Goal: Select the lines below containing the word "decision".
# start of Supplied entries
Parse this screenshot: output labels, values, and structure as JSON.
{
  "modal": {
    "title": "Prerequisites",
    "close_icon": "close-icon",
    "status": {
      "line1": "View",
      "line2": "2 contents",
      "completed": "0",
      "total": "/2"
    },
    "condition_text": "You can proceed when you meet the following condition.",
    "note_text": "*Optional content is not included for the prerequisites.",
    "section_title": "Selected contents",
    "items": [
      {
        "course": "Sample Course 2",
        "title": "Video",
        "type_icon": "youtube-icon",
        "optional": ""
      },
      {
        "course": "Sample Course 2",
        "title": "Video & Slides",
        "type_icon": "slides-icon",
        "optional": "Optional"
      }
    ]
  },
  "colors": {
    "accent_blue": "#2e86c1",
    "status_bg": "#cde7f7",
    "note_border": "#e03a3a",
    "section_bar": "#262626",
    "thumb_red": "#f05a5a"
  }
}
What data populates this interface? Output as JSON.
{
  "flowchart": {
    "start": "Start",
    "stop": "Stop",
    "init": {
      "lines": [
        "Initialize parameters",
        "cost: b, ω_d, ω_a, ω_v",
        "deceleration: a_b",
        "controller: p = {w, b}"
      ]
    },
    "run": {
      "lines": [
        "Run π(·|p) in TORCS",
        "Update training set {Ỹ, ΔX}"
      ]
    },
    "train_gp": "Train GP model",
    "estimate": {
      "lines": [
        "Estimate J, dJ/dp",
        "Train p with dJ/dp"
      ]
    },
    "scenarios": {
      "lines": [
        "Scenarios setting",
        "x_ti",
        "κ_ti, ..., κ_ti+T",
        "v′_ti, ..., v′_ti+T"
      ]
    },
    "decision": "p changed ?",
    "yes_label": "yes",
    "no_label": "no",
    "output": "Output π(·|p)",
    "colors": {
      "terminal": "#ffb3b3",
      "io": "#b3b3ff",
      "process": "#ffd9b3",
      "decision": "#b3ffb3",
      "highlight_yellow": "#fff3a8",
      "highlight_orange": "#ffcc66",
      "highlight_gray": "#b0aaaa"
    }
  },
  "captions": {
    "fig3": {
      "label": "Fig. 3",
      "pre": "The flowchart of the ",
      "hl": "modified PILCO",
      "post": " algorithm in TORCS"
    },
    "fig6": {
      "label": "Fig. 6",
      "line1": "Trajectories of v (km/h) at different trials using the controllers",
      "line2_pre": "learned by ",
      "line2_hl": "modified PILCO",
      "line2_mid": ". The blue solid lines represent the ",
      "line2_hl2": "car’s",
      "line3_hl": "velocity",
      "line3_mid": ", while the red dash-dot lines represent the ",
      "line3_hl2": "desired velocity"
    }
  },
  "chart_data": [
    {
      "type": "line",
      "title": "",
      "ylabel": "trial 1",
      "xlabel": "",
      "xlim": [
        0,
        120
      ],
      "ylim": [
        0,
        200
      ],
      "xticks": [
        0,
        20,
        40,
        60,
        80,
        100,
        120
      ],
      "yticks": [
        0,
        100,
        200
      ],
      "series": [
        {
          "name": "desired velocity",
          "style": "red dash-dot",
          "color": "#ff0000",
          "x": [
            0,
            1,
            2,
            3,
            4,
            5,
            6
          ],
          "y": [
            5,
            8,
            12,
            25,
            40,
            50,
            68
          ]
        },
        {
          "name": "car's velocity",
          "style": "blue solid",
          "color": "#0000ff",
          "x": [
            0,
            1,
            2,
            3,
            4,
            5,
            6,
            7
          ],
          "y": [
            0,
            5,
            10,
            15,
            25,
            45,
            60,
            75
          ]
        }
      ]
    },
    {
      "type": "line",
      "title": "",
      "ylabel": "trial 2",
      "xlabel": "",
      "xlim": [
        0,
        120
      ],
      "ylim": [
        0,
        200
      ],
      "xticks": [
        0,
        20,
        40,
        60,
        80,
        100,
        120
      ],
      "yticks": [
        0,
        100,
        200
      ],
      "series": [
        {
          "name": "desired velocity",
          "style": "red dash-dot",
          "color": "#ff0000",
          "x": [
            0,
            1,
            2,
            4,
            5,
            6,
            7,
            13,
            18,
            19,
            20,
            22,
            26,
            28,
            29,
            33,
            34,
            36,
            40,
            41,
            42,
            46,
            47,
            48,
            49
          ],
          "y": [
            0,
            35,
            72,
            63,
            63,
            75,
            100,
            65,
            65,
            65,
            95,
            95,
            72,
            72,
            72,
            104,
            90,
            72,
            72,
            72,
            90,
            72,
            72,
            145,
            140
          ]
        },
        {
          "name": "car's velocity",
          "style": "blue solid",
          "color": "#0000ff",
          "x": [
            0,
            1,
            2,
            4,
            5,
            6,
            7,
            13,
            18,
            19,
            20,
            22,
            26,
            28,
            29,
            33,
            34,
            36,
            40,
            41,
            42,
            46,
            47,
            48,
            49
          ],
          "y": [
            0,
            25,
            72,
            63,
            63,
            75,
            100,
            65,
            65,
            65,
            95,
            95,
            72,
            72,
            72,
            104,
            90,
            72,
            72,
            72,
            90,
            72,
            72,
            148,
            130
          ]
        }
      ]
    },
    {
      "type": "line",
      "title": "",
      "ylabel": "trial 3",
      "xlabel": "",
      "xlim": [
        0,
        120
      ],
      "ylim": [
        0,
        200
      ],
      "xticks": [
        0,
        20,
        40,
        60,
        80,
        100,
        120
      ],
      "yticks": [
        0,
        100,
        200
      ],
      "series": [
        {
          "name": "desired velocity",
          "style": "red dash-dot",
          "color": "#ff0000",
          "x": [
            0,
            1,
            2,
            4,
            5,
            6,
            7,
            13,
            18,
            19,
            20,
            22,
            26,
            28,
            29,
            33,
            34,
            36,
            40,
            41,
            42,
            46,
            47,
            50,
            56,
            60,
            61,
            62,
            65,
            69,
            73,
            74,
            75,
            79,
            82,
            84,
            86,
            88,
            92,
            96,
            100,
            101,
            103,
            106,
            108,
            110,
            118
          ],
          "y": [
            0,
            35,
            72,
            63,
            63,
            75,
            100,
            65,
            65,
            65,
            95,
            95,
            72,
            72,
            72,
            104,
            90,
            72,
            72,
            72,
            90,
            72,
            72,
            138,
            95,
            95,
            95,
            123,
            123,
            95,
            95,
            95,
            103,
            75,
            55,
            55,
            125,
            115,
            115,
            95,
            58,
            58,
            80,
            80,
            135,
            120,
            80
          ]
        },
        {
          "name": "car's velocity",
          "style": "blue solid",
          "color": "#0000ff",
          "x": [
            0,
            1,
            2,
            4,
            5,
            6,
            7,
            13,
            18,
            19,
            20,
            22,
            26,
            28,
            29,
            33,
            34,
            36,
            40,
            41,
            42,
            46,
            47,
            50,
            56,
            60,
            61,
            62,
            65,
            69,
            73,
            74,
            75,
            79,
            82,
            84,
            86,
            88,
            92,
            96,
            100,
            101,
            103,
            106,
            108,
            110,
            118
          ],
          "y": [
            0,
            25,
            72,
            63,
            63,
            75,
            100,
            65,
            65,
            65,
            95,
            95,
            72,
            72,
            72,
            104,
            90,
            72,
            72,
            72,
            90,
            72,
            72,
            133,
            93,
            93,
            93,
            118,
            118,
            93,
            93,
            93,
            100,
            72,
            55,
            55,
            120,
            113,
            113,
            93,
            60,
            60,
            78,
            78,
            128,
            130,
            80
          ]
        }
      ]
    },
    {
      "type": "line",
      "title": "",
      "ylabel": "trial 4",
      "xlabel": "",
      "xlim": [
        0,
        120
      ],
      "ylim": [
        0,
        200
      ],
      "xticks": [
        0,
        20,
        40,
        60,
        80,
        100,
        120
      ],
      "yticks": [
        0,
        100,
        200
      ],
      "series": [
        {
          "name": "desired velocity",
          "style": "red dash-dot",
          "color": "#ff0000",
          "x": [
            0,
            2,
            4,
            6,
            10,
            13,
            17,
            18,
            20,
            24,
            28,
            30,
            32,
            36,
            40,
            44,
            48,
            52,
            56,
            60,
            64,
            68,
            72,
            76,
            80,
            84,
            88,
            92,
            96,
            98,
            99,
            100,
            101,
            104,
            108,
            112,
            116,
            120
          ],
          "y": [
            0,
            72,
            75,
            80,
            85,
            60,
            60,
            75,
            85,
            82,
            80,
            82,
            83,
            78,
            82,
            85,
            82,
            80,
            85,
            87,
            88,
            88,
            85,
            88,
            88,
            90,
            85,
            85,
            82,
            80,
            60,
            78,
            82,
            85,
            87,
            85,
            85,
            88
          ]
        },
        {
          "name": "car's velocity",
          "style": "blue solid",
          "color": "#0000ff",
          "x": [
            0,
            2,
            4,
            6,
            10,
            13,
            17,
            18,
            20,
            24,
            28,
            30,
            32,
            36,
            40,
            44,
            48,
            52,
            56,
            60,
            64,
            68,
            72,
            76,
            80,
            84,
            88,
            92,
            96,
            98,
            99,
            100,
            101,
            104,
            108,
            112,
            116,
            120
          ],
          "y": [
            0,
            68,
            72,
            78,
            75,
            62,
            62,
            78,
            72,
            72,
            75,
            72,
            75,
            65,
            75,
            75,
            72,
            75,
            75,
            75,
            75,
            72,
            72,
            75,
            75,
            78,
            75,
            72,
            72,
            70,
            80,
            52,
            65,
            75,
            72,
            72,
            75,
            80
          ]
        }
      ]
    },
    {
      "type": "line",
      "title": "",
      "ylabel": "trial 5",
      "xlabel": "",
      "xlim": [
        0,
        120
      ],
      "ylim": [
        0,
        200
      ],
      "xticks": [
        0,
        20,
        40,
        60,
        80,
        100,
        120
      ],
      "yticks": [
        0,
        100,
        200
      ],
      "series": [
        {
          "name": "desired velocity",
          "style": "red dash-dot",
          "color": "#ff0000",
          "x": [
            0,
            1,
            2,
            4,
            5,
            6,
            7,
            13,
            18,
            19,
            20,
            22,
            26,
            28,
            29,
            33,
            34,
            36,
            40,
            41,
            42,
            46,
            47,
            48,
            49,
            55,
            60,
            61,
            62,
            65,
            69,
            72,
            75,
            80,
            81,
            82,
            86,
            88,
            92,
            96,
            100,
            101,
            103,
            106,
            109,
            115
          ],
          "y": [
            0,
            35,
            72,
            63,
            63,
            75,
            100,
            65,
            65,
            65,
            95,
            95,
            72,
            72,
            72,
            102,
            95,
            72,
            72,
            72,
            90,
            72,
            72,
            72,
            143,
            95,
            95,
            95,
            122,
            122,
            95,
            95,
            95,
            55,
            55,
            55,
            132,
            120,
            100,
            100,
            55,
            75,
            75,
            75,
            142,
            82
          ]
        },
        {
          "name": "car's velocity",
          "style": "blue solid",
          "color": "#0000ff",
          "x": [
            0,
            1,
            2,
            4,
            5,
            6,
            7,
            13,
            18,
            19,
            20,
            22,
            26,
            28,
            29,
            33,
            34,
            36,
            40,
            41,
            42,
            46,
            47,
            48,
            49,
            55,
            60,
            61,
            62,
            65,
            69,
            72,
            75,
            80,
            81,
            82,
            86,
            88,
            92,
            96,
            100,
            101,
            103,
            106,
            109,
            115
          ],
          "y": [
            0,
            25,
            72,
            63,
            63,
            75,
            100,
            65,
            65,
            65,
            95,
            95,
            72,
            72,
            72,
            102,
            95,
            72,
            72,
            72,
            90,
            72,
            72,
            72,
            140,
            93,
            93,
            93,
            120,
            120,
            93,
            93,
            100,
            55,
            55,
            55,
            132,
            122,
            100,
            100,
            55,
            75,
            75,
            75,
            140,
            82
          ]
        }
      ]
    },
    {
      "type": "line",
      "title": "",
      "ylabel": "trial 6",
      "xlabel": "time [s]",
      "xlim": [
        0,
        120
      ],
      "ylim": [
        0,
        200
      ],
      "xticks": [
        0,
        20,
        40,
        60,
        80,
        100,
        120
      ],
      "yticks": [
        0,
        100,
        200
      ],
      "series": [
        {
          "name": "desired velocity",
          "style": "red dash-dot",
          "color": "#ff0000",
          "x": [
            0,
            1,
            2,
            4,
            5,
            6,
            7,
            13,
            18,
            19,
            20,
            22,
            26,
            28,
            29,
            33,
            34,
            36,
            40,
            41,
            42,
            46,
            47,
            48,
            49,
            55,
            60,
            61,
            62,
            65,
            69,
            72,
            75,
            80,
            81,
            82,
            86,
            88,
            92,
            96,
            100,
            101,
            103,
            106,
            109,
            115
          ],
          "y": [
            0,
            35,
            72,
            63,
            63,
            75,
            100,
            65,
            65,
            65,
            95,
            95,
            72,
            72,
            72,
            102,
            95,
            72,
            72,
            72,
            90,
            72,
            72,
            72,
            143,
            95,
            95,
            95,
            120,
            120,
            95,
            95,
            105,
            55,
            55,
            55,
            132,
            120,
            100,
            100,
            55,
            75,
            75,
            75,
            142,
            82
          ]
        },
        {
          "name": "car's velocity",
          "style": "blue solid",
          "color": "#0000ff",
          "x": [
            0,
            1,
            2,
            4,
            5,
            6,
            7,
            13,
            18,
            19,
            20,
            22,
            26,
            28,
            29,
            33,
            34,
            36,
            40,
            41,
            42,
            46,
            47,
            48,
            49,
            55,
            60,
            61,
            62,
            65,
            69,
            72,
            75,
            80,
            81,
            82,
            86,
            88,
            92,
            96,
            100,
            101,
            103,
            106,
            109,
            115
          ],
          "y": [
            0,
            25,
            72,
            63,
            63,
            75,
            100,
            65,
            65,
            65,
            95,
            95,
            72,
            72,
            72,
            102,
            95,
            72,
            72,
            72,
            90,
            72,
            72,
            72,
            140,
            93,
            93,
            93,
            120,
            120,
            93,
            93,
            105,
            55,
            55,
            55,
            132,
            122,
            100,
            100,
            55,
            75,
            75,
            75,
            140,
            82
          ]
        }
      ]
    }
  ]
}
# end of Supplied entries
Task solution:
    "decision": "p changed ?",
      "decision": "#b3ffb3",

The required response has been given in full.